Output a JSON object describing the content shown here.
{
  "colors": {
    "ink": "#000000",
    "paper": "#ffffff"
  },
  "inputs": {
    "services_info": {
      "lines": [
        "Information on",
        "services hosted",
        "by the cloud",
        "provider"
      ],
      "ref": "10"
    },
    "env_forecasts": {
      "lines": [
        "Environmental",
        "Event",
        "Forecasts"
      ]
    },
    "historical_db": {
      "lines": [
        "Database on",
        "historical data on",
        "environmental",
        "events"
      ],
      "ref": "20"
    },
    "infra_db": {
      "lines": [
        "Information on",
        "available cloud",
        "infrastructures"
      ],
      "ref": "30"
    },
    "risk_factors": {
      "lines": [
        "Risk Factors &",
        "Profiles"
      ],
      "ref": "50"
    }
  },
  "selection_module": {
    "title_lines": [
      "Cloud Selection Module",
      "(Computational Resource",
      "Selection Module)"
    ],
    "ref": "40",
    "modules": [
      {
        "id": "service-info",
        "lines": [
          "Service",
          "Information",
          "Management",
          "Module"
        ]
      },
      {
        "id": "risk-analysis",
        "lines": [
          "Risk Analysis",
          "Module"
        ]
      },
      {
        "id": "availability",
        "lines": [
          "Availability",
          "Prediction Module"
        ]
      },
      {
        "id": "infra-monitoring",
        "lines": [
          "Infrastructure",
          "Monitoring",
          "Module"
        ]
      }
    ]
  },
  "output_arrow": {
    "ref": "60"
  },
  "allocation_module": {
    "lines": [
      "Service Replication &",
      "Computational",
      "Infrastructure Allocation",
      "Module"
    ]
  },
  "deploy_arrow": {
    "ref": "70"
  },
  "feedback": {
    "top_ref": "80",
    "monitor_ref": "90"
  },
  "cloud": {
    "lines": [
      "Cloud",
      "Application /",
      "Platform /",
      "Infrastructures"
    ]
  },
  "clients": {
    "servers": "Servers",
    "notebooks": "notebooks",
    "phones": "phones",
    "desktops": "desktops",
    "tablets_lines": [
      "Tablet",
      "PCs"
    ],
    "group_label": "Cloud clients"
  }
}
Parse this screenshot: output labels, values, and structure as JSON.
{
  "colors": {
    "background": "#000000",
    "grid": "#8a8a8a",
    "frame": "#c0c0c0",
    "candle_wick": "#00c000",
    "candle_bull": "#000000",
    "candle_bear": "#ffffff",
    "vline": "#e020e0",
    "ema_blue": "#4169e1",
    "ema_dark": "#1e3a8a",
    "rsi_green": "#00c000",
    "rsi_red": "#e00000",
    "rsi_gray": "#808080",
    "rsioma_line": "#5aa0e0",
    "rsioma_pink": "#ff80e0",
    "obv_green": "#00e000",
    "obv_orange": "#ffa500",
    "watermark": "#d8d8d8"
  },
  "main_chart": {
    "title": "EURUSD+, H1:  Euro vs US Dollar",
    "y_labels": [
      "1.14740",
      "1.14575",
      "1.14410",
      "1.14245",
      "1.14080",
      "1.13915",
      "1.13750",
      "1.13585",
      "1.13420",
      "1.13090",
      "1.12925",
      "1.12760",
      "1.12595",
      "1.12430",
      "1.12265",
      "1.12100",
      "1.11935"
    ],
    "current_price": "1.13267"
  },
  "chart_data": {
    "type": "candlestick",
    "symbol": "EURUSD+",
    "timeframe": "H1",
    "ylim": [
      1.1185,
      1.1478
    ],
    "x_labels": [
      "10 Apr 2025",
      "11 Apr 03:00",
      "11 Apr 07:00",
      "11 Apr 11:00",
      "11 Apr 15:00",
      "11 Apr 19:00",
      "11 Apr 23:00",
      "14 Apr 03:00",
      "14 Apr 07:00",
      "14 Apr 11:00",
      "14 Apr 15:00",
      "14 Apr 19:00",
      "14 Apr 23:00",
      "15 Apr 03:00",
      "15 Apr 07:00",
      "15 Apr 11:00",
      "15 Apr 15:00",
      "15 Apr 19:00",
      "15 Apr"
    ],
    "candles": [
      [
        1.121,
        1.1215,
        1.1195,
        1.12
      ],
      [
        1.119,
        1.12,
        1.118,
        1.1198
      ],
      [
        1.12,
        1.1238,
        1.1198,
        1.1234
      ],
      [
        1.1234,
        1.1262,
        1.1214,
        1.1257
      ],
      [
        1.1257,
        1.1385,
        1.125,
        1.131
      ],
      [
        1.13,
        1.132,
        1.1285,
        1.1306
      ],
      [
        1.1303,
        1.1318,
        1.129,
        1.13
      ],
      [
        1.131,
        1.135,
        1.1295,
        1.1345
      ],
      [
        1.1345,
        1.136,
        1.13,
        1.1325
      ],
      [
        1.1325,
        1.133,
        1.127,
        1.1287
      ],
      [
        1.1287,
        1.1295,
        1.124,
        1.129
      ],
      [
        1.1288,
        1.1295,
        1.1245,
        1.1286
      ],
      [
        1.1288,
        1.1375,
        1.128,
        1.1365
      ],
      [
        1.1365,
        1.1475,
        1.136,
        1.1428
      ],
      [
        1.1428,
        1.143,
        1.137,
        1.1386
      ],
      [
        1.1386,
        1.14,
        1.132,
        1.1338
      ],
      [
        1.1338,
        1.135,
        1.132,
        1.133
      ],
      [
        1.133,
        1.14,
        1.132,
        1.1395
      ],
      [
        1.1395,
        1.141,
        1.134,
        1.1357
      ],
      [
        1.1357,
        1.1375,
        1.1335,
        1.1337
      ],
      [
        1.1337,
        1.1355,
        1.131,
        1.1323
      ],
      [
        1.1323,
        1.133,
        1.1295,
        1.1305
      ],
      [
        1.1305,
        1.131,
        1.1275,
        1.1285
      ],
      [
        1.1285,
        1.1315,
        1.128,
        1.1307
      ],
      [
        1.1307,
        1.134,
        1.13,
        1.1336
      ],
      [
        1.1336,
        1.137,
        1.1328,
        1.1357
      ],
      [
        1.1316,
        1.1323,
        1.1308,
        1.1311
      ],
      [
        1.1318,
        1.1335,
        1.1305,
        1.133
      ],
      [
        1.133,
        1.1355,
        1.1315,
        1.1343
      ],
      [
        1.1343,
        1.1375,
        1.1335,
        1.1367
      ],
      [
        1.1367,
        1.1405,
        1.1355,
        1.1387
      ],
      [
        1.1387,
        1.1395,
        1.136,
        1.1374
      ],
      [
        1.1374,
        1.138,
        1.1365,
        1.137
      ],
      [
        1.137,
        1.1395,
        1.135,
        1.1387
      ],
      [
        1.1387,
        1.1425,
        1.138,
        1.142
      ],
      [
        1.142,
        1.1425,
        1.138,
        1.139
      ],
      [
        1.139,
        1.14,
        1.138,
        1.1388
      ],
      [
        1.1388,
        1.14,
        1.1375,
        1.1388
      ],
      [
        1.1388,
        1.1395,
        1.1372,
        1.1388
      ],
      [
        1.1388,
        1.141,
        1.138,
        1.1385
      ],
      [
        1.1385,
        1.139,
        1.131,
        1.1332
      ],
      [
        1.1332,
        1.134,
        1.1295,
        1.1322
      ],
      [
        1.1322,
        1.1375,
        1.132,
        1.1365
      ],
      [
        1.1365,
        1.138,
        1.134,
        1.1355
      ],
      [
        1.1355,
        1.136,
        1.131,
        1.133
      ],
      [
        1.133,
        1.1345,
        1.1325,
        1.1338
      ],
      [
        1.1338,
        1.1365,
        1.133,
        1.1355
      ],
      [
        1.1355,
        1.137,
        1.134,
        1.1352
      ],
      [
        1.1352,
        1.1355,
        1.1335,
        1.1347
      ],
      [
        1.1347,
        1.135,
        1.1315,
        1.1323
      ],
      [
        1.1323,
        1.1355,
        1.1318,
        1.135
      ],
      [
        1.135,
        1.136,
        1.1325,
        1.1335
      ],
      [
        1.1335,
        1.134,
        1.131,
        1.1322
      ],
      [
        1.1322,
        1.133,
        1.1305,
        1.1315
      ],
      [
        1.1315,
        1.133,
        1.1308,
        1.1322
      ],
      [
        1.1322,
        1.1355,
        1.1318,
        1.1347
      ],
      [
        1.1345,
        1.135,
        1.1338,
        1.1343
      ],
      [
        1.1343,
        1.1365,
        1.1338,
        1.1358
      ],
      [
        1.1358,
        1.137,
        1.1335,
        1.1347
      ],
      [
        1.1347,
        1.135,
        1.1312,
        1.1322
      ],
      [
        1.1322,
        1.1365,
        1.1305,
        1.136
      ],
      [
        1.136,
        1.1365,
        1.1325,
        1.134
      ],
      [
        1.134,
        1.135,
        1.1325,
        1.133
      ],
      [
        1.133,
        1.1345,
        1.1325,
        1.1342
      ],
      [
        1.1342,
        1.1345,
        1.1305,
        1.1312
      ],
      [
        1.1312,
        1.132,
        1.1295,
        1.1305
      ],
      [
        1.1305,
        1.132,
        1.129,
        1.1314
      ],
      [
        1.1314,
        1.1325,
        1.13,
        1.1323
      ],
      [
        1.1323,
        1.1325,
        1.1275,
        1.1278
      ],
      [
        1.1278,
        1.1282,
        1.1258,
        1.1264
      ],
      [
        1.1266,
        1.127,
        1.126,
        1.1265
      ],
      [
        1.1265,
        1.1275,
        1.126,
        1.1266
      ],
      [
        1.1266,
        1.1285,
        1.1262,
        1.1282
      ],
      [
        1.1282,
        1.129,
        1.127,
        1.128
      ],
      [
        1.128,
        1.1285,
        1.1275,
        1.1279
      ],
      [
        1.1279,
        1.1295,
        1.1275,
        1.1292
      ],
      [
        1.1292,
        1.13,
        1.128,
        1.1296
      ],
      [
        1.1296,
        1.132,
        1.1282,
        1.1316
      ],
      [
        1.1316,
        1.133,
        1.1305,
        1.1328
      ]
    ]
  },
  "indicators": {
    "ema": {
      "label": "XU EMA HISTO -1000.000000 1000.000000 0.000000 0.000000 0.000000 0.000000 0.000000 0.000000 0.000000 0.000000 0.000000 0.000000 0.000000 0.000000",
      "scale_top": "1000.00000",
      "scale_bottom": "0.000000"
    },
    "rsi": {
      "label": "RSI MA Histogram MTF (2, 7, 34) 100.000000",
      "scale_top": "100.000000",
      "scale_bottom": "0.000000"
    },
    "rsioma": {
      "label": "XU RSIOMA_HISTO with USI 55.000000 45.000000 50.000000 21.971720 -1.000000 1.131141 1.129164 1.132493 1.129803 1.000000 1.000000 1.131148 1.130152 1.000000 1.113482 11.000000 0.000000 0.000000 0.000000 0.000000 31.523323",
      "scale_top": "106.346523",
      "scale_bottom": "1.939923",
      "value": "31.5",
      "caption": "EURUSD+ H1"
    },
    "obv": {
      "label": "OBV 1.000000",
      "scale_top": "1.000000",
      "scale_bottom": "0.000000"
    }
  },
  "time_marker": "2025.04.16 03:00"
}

+-------+

Copy every line of the records above that holds the word "EURUSD".

    "title": "EURUSD+, H1:  Euro vs US Dollar",
    "symbol": "EURUSD+",
      "caption": "EURUSD+ H1"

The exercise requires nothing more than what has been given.